## OBJECTIVE:
Within the records that follow, find every line containing the string "Parsing". Copy those lines.
-------- RECORDED DATA
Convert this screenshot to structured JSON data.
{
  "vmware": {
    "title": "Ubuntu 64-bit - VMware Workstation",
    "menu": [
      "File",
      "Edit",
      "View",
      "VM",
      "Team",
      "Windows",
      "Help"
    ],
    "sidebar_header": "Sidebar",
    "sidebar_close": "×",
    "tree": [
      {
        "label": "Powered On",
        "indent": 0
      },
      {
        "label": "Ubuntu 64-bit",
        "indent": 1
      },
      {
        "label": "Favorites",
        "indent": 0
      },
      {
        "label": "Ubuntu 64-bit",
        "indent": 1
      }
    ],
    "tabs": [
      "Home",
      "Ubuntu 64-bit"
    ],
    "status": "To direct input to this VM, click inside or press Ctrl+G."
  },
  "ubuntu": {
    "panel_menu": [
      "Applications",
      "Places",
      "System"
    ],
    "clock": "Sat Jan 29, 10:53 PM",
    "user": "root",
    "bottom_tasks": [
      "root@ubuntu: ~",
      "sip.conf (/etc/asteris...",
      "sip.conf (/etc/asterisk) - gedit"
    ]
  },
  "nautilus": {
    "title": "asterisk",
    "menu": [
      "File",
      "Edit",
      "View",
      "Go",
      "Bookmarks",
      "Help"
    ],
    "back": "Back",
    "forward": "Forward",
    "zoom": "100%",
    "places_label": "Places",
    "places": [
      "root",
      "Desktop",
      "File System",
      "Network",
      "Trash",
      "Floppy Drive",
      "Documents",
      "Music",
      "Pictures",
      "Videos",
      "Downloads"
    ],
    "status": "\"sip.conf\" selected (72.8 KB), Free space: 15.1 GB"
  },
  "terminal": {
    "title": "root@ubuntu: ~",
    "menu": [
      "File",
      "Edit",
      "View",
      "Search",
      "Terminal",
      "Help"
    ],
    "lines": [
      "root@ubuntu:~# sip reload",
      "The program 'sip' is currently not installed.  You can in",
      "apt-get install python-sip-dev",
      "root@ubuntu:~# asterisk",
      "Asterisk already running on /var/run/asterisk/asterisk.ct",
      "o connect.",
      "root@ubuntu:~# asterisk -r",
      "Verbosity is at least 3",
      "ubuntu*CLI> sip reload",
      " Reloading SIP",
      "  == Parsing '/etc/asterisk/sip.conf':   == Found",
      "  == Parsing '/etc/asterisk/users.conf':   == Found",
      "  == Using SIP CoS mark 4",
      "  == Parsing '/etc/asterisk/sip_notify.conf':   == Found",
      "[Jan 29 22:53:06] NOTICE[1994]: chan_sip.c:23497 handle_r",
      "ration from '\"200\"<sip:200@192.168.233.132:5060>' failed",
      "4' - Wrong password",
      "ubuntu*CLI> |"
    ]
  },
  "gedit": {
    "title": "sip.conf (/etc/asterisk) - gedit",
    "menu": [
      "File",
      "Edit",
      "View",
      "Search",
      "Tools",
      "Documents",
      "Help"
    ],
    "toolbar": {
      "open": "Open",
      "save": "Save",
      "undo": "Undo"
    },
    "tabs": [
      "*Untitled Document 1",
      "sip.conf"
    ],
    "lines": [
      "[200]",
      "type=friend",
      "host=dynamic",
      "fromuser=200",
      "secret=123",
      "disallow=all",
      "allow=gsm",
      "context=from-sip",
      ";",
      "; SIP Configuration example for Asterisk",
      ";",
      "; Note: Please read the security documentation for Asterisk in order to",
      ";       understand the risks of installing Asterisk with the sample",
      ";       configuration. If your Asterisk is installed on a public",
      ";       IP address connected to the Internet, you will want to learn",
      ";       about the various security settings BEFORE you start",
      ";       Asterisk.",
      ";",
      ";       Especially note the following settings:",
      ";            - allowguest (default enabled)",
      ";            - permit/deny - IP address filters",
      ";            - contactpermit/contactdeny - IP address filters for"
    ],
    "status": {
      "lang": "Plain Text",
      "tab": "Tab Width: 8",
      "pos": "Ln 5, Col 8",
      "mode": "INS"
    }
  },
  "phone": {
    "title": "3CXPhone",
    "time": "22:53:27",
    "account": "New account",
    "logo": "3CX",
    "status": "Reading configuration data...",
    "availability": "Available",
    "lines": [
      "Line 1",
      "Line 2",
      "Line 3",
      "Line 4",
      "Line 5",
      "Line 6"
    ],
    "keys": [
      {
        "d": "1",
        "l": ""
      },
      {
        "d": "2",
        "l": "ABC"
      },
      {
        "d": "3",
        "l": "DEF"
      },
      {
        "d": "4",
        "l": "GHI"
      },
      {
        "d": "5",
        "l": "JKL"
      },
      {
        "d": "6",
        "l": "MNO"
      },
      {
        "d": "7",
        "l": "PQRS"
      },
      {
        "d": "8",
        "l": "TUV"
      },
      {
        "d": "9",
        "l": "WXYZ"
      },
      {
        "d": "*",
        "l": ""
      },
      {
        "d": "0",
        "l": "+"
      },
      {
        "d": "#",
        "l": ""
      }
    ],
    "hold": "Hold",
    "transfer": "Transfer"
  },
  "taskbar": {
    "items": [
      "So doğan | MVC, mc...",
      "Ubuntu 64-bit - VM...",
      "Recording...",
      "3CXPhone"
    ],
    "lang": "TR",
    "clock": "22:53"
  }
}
----------------
## FINAL RESULT:
      "  == Parsing '/etc/asterisk/sip.conf':   == Found",
      "  == Parsing '/etc/asterisk/users.conf':   == Found",
      "  == Parsing '/etc/asterisk/sip_notify.conf':   == Found",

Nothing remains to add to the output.